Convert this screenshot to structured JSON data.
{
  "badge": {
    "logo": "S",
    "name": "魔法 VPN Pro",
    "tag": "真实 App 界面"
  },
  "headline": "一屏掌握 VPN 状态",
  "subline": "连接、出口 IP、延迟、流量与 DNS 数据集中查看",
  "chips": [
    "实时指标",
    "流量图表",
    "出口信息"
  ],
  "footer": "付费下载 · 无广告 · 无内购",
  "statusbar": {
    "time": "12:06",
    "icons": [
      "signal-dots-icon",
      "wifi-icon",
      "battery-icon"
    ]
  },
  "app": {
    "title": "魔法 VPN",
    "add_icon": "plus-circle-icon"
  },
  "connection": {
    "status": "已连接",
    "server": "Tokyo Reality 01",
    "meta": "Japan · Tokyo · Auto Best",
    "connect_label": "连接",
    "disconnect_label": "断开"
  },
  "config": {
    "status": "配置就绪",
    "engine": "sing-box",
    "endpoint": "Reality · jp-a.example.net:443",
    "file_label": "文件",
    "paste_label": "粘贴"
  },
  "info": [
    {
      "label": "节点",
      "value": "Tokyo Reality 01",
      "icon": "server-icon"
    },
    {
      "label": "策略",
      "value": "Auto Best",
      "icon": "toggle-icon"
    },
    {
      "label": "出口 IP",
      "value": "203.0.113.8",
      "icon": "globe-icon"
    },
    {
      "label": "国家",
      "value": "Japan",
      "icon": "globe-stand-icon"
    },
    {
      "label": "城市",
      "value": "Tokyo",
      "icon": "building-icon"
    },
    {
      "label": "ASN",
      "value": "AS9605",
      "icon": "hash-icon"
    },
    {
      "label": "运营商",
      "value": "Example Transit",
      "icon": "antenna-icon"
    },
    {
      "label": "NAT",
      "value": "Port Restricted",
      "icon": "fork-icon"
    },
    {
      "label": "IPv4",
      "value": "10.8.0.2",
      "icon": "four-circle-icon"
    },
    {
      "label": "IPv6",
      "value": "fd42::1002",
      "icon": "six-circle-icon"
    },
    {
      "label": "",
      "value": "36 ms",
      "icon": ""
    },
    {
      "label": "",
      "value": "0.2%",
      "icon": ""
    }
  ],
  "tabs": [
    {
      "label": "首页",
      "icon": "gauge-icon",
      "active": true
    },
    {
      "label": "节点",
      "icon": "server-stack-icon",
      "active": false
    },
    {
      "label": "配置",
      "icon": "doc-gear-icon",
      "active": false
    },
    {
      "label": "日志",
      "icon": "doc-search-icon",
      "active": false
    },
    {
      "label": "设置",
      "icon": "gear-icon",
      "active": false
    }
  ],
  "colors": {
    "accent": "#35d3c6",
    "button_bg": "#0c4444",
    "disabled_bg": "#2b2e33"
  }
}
------------------------------------------------------------
### [Written task]
Repeat all entries. Match them exactly.

### [Reply to the task]
Convert this screenshot to structured JSON data.
{
  "badge": {
    "logo": "S",
    "name": "魔法 VPN Pro",
    "tag": "真实 App 界面"
  },
  "headline": "一屏掌握 VPN 状态",
  "subline": "连接、出口 IP、延迟、流量与 DNS 数据集中查看",
  "chips": [
    "实时指标",
    "流量图表",
    "出口信息"
  ],
  "footer": "付费下载 · 无广告 · 无内购",
  "statusbar": {
    "time": "12:06",
    "icons": [
      "signal-dots-icon",
      "wifi-icon",
      "battery-icon"
    ]
  },
  "app": {
    "title": "魔法 VPN",
    "add_icon": "plus-circle-icon"
  },
  "connection": {
    "status": "已连接",
    "server": "Tokyo Reality 01",
    "meta": "Japan · Tokyo · Auto Best",
    "connect_label": "连接",
    "disconnect_label": "断开"
  },
  "config": {
    "status": "配置就绪",
    "engine": "sing-box",
    "endpoint": "Reality · jp-a.example.net:443",
    "file_label": "文件",
    "paste_label": "粘贴"
  },
  "info": [
    {
      "label": "节点",
      "value": "Tokyo Reality 01",
      "icon": "server-icon"
    },
    {
      "label": "策略",
      "value": "Auto Best",
      "icon": "toggle-icon"
    },
    {
      "label": "出口 IP",
      "value": "203.0.113.8",
      "icon": "globe-icon"
    },
    {
      "label": "国家",
      "value": "Japan",
      "icon": "globe-stand-icon"
    },
    {
      "label": "城市",
      "value": "Tokyo",
      "icon": "building-icon"
    },
    {
      "label": "ASN",
      "value": "AS9605",
      "icon": "hash-icon"
    },
    {
      "label": "运营商",
      "value": "Example Transit",
      "icon": "antenna-icon"
    },
    {
      "label": "NAT",
      "value": "Port Restricted",
      "icon": "fork-icon"
    },
    {
      "label": "IPv4",
      "value": "10.8.0.2",
      "icon": "four-circle-icon"
    },
    {
      "label": "IPv6",
      "value": "fd42::1002",
      "icon": "six-circle-icon"
    },
    {
      "label": "",
      "value": "36 ms",
      "icon": ""
    },
    {
      "label": "",
      "value": "0.2%",
      "icon": ""
    }
  ],
  "tabs": [
    {
      "label": "首页",
      "icon": "gauge-icon",
      "active": true
    },
    {
      "label": "节点",
      "icon": "server-stack-icon",
      "active": false
    },
    {
      "label": "配置",
      "icon": "doc-gear-icon",
      "active": false
    },
    {
      "label": "日志",
      "icon": "doc-search-icon",
      "active": false
    },
    {
      "label": "设置",
      "icon": "gear-icon",
      "active": false
    }
  ],
  "colors": {
    "accent": "#35d3c6",
    "button_bg": "#0c4444",
    "disabled_bg": "#2b2e33"
  }
}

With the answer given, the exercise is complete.